→ Requirements
Write out every record below exactly as it appears.

→ Items

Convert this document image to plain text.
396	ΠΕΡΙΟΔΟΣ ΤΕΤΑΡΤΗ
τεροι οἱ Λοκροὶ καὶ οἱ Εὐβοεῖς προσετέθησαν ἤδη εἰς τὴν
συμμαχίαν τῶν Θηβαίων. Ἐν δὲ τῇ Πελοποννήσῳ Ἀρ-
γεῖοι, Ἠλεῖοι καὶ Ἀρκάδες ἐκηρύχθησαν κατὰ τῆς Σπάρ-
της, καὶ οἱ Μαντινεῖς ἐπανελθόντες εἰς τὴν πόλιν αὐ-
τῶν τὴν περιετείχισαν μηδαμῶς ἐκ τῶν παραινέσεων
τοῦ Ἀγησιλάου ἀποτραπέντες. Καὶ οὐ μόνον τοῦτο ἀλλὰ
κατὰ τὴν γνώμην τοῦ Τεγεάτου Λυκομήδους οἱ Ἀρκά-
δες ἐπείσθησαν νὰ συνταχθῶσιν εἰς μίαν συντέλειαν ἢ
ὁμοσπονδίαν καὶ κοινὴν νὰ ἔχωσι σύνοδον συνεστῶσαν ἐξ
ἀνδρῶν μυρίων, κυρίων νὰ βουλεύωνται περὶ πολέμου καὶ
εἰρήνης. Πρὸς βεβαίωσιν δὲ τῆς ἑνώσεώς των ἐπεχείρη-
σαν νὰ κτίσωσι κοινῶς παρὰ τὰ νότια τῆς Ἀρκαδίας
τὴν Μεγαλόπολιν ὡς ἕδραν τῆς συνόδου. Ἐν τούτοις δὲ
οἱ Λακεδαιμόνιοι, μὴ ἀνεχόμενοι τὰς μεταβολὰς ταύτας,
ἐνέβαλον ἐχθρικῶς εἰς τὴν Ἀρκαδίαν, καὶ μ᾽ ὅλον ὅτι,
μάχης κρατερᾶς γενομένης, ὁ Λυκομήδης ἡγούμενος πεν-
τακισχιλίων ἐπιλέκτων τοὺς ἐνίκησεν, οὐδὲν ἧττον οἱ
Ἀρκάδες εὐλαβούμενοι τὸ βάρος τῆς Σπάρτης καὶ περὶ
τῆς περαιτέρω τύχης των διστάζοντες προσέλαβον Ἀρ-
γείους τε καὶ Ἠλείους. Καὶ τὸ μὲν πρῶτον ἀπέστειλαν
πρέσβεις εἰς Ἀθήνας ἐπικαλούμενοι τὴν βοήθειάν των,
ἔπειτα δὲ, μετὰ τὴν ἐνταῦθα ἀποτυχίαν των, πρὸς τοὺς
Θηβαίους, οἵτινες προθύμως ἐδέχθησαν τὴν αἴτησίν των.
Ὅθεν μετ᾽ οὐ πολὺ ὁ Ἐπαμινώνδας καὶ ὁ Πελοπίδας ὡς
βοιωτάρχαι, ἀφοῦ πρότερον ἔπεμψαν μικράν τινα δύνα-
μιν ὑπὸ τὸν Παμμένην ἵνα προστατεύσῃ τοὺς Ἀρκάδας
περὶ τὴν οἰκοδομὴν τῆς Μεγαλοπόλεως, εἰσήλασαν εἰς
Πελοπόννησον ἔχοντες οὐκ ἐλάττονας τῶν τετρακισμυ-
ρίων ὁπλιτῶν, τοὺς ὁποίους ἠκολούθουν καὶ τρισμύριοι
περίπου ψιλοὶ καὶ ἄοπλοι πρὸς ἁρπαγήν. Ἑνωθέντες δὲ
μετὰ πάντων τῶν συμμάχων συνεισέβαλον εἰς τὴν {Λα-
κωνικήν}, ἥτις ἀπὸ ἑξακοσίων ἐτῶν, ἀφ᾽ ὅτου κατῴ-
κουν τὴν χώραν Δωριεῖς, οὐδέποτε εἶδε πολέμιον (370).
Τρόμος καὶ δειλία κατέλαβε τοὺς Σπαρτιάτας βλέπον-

→ Solution to this exercise
Convert this document image to plain text.
396	ΠΕΡΙΟΔΟΣ ΤΕΤΑΡΤΗ
τεροι οἱ Λοκροὶ καὶ οἱ Εὐβοεῖς προσετέθησαν ἤδη εἰς τὴν
συμμαχίαν τῶν Θηβαίων. Ἐν δὲ τῇ Πελοποννήσῳ Ἀρ-
γεῖοι, Ἠλεῖοι καὶ Ἀρκάδες ἐκηρύχθησαν κατὰ τῆς Σπάρ-
της, καὶ οἱ Μαντινεῖς ἐπανελθόντες εἰς τὴν πόλιν αὐ-
τῶν τὴν περιετείχισαν μηδαμῶς ἐκ τῶν παραινέσεων
τοῦ Ἀγησιλάου ἀποτραπέντες. Καὶ οὐ μόνον τοῦτο ἀλλὰ
κατὰ τὴν γνώμην τοῦ Τεγεάτου Λυκομήδους οἱ Ἀρκά-
δες ἐπείσθησαν νὰ συνταχθῶσιν εἰς μίαν συντέλειαν ἢ
ὁμοσπονδίαν καὶ κοινὴν νὰ ἔχωσι σύνοδον συνεστῶσαν ἐξ
ἀνδρῶν μυρίων, κυρίων νὰ βουλεύωνται περὶ πολέμου καὶ
εἰρήνης. Πρὸς βεβαίωσιν δὲ τῆς ἑνώσεώς των ἐπεχείρη-
σαν νὰ κτίσωσι κοινῶς παρὰ τὰ νότια τῆς Ἀρκαδίας
τὴν Μεγαλόπολιν ὡς ἕδραν τῆς συνόδου. Ἐν τούτοις δὲ
οἱ Λακεδαιμόνιοι, μὴ ἀνεχόμενοι τὰς μεταβολὰς ταύτας,
ἐνέβαλον ἐχθρικῶς εἰς τὴν Ἀρκαδίαν, καὶ μ᾽ ὅλον ὅτι,
μάχης κρατερᾶς γενομένης, ὁ Λυκομήδης ἡγούμενος πεν-
τακισχιλίων ἐπιλέκτων τοὺς ἐνίκησεν, οὐδὲν ἧττον οἱ
Ἀρκάδες εὐλαβούμενοι τὸ βάρος τῆς Σπάρτης καὶ περὶ
τῆς περαιτέρω τύχης των διστάζοντες προσέλαβον Ἀρ-
γείους τε καὶ Ἠλείους. Καὶ τὸ μὲν πρῶτον ἀπέστειλαν
πρέσβεις εἰς Ἀθήνας ἐπικαλούμενοι τὴν βοήθειάν των,
ἔπειτα δὲ, μετὰ τὴν ἐνταῦθα ἀποτυχίαν των, πρὸς τοὺς
Θηβαίους, οἵτινες προθύμως ἐδέχθησαν τὴν αἴτησίν των.
Ὅθεν μετ᾽ οὐ πολὺ ὁ Ἐπαμινώνδας καὶ ὁ Πελοπίδας ὡς
βοιωτάρχαι, ἀφοῦ πρότερον ἔπεμψαν μικράν τινα δύνα-
μιν ὑπὸ τὸν Παμμένην ἵνα προστατεύσῃ τοὺς Ἀρκάδας
περὶ τὴν οἰκοδομὴν τῆς Μεγαλοπόλεως, εἰσήλασαν εἰς
Πελοπόννησον ἔχοντες οὐκ ἐλάττονας τῶν τετρακισμυ-
ρίων ὁπλιτῶν, τοὺς ὁποίους ἠκολούθουν καὶ τρισμύριοι
περίπου ψιλοὶ καὶ ἄοπλοι πρὸς ἁρπαγήν. Ἑνωθέντες δὲ
μετὰ πάντων τῶν συμμάχων συνεισέβαλον εἰς τὴν {Λα-
κωνικήν}, ἥτις ἀπὸ ἑξακοσίων ἐτῶν, ἀφ᾽ ὅτου κατῴ-
κουν τὴν χώραν Δωριεῖς, οὐδέποτε εἶδε πολέμιον (370).
Τρόμος καὶ δειλία κατέλαβε τοὺς Σπαρτιάτας βλέπον-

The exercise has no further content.